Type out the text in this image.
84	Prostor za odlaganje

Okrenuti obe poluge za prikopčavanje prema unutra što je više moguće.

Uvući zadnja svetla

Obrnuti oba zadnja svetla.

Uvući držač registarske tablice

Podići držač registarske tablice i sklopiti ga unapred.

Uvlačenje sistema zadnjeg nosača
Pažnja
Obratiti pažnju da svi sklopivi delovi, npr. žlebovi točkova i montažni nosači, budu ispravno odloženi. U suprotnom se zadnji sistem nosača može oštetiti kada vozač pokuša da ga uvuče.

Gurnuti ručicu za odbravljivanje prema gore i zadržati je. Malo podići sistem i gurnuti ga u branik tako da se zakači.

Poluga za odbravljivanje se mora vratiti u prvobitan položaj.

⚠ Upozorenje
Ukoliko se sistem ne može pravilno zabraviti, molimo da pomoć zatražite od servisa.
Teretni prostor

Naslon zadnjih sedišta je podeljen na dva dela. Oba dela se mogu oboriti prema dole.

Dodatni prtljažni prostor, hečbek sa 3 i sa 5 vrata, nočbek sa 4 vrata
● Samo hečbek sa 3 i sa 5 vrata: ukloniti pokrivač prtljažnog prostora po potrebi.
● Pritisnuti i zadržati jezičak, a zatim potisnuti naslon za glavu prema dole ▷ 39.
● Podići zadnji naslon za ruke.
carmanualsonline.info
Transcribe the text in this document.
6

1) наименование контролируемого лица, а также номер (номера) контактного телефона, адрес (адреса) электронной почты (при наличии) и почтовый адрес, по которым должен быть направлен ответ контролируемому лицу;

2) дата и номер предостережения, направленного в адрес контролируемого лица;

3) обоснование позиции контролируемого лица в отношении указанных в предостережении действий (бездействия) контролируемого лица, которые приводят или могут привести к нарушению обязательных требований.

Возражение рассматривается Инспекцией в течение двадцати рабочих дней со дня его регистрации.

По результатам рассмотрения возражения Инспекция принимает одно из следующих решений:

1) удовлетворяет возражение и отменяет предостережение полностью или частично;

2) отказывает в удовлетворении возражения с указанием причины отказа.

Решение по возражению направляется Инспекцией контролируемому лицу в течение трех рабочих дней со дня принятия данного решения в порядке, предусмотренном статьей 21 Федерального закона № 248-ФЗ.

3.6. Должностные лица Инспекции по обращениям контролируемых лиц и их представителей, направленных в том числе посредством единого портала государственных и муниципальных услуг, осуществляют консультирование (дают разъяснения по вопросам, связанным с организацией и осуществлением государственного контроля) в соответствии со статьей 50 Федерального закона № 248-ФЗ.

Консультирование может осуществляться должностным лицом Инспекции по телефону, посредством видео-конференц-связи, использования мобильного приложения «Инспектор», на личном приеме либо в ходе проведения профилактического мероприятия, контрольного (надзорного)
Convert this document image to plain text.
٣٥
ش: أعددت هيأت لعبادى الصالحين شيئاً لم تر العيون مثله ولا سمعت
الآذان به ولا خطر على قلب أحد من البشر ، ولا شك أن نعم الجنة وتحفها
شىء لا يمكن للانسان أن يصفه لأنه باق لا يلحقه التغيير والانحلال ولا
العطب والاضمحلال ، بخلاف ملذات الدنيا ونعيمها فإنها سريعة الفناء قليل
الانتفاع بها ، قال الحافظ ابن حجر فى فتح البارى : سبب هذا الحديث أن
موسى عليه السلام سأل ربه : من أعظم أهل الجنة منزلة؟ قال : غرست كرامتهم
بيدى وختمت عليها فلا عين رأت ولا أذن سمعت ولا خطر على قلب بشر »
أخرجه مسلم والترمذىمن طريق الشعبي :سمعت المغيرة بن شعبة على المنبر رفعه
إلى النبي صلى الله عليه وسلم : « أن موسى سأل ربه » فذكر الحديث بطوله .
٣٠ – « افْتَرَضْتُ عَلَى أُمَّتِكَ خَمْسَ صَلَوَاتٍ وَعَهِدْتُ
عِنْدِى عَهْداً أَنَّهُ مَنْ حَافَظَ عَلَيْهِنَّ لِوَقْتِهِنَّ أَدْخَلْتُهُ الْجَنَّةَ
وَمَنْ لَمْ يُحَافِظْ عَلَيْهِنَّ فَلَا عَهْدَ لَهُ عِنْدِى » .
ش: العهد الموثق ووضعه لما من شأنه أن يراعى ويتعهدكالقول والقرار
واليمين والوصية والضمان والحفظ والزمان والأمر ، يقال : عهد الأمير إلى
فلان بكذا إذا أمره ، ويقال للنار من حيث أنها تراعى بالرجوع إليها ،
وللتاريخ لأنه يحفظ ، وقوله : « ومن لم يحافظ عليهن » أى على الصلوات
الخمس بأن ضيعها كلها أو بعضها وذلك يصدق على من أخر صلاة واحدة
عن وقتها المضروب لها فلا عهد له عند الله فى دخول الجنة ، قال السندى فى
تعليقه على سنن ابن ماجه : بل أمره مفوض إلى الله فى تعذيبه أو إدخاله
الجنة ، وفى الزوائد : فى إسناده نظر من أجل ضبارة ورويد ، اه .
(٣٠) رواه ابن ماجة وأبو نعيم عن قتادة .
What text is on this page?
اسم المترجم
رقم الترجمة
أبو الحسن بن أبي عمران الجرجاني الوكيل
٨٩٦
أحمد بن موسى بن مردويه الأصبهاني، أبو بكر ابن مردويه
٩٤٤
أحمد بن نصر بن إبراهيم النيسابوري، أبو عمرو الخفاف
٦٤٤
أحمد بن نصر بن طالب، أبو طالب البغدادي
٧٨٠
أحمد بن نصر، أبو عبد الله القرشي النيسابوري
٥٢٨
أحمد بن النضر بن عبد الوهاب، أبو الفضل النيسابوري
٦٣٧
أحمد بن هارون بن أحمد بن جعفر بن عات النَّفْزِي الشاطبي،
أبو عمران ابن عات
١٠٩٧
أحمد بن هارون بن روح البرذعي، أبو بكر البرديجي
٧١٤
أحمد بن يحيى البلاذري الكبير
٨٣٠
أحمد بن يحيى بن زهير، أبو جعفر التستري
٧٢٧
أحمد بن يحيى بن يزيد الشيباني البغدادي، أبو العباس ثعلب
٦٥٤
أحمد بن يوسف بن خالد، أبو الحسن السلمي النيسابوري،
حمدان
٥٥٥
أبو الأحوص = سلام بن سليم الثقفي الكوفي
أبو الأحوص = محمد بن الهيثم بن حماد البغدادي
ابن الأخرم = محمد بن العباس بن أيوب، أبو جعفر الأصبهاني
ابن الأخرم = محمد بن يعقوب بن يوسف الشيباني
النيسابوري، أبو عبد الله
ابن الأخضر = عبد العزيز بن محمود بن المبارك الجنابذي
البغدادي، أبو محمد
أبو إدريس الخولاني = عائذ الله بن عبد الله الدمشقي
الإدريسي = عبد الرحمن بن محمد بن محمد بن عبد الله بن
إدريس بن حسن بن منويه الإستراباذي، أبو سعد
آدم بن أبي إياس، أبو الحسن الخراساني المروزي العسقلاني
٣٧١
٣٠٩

○ ○ ○ ○

Write out all the records above again, exactly as they stand.

Type out the text in this image.
84	Prostor za odlaganje

Okrenuti obe poluge za prikopčavanje prema unutra što je više moguće.

Uvući zadnja svetla

Obrnuti oba zadnja svetla.

Uvući držač registarske tablice

Podići držač registarske tablice i sklopiti ga unapred.

Uvlačenje sistema zadnjeg nosača
Pažnja
Obratiti pažnju da svi sklopivi delovi, npr. žlebovi točkova i montažni nosači, budu ispravno odloženi. U suprotnom se zadnji sistem nosača može oštetiti kada vozač pokuša da ga uvuče.

Gurnuti ručicu za odbravljivanje prema gore i zadržati je. Malo podići sistem i gurnuti ga u branik tako da se zakači.

Poluga za odbravljivanje se mora vratiti u prvobitan položaj.

⚠ Upozorenje
Ukoliko se sistem ne može pravilno zabraviti, molimo da pomoć zatražite od servisa.
Teretni prostor

Naslon zadnjih sedišta je podeljen na dva dela. Oba dela se mogu oboriti prema dole.

Dodatni prtljažni prostor, hečbek sa 3 i sa 5 vrata, nočbek sa 4 vrata
● Samo hečbek sa 3 i sa 5 vrata: ukloniti pokrivač prtljažnog prostora po potrebi.
● Pritisnuti i zadržati jezičak, a zatim potisnuti naslon za glavu prema dole ▷ 39.
● Podići zadnji naslon za ruke.
carmanualsonline.info
Transcribe the text in this document.
6

1) наименование контролируемого лица, а также номер (номера) контактного телефона, адрес (адреса) электронной почты (при наличии) и почтовый адрес, по которым должен быть направлен ответ контролируемому лицу;

2) дата и номер предостережения, направленного в адрес контролируемого лица;

3) обоснование позиции контролируемого лица в отношении указанных в предостережении действий (бездействия) контролируемого лица, которые приводят или могут привести к нарушению обязательных требований.

Возражение рассматривается Инспекцией в течение двадцати рабочих дней со дня его регистрации.

По результатам рассмотрения возражения Инспекция принимает одно из следующих решений:

1) удовлетворяет возражение и отменяет предостережение полностью или частично;

2) отказывает в удовлетворении возражения с указанием причины отказа.

Решение по возражению направляется Инспекцией контролируемому лицу в течение трех рабочих дней со дня принятия данного решения в порядке, предусмотренном статьей 21 Федерального закона № 248-ФЗ.

3.6. Должностные лица Инспекции по обращениям контролируемых лиц и их представителей, направленных в том числе посредством единого портала государственных и муниципальных услуг, осуществляют консультирование (дают разъяснения по вопросам, связанным с организацией и осуществлением государственного контроля) в соответствии со статьей 50 Федерального закона № 248-ФЗ.

Консультирование может осуществляться должностным лицом Инспекции по телефону, посредством видео-конференц-связи, использования мобильного приложения «Инспектор», на личном приеме либо в ходе проведения профилактического мероприятия, контрольного (надзорного)
Convert this document image to plain text.
٣٥
ش: أعددت هيأت لعبادى الصالحين شيئاً لم تر العيون مثله ولا سمعت
الآذان به ولا خطر على قلب أحد من البشر ، ولا شك أن نعم الجنة وتحفها
شىء لا يمكن للانسان أن يصفه لأنه باق لا يلحقه التغيير والانحلال ولا
العطب والاضمحلال ، بخلاف ملذات الدنيا ونعيمها فإنها سريعة الفناء قليل
الانتفاع بها ، قال الحافظ ابن حجر فى فتح البارى : سبب هذا الحديث أن
موسى عليه السلام سأل ربه : من أعظم أهل الجنة منزلة؟ قال : غرست كرامتهم
بيدى وختمت عليها فلا عين رأت ولا أذن سمعت ولا خطر على قلب بشر »
أخرجه مسلم والترمذىمن طريق الشعبي :سمعت المغيرة بن شعبة على المنبر رفعه
إلى النبي صلى الله عليه وسلم : « أن موسى سأل ربه » فذكر الحديث بطوله .
٣٠ – « افْتَرَضْتُ عَلَى أُمَّتِكَ خَمْسَ صَلَوَاتٍ وَعَهِدْتُ
عِنْدِى عَهْداً أَنَّهُ مَنْ حَافَظَ عَلَيْهِنَّ لِوَقْتِهِنَّ أَدْخَلْتُهُ الْجَنَّةَ
وَمَنْ لَمْ يُحَافِظْ عَلَيْهِنَّ فَلَا عَهْدَ لَهُ عِنْدِى » .
ش: العهد الموثق ووضعه لما من شأنه أن يراعى ويتعهدكالقول والقرار
واليمين والوصية والضمان والحفظ والزمان والأمر ، يقال : عهد الأمير إلى
فلان بكذا إذا أمره ، ويقال للنار من حيث أنها تراعى بالرجوع إليها ،
وللتاريخ لأنه يحفظ ، وقوله : « ومن لم يحافظ عليهن » أى على الصلوات
الخمس بأن ضيعها كلها أو بعضها وذلك يصدق على من أخر صلاة واحدة
عن وقتها المضروب لها فلا عهد له عند الله فى دخول الجنة ، قال السندى فى
تعليقه على سنن ابن ماجه : بل أمره مفوض إلى الله فى تعذيبه أو إدخاله
الجنة ، وفى الزوائد : فى إسناده نظر من أجل ضبارة ورويد ، اه .
(٣٠) رواه ابن ماجة وأبو نعيم عن قتادة .
What text is on this page?
اسم المترجم
رقم الترجمة
أبو الحسن بن أبي عمران الجرجاني الوكيل
٨٩٦
أحمد بن موسى بن مردويه الأصبهاني، أبو بكر ابن مردويه
٩٤٤
أحمد بن نصر بن إبراهيم النيسابوري، أبو عمرو الخفاف
٦٤٤
أحمد بن نصر بن طالب، أبو طالب البغدادي
٧٨٠
أحمد بن نصر، أبو عبد الله القرشي النيسابوري
٥٢٨
أحمد بن النضر بن عبد الوهاب، أبو الفضل النيسابوري
٦٣٧
أحمد بن هارون بن أحمد بن جعفر بن عات النَّفْزِي الشاطبي،
أبو عمران ابن عات
١٠٩٧
أحمد بن هارون بن روح البرذعي، أبو بكر البرديجي
٧١٤
أحمد بن يحيى البلاذري الكبير
٨٣٠
أحمد بن يحيى بن زهير، أبو جعفر التستري
٧٢٧
أحمد بن يحيى بن يزيد الشيباني البغدادي، أبو العباس ثعلب
٦٥٤
أحمد بن يوسف بن خالد، أبو الحسن السلمي النيسابوري،
حمدان
٥٥٥
أبو الأحوص = سلام بن سليم الثقفي الكوفي
أبو الأحوص = محمد بن الهيثم بن حماد البغدادي
ابن الأخرم = محمد بن العباس بن أيوب، أبو جعفر الأصبهاني
ابن الأخرم = محمد بن يعقوب بن يوسف الشيباني
النيسابوري، أبو عبد الله
ابن الأخضر = عبد العزيز بن محمود بن المبارك الجنابذي
البغدادي، أبو محمد
أبو إدريس الخولاني = عائذ الله بن عبد الله الدمشقي
الإدريسي = عبد الرحمن بن محمد بن محمد بن عبد الله بن
إدريس بن حسن بن منويه الإستراباذي، أبو سعد
آدم بن أبي إياس، أبو الحسن الخراساني المروزي العسقلاني
٣٧١
٣٠٩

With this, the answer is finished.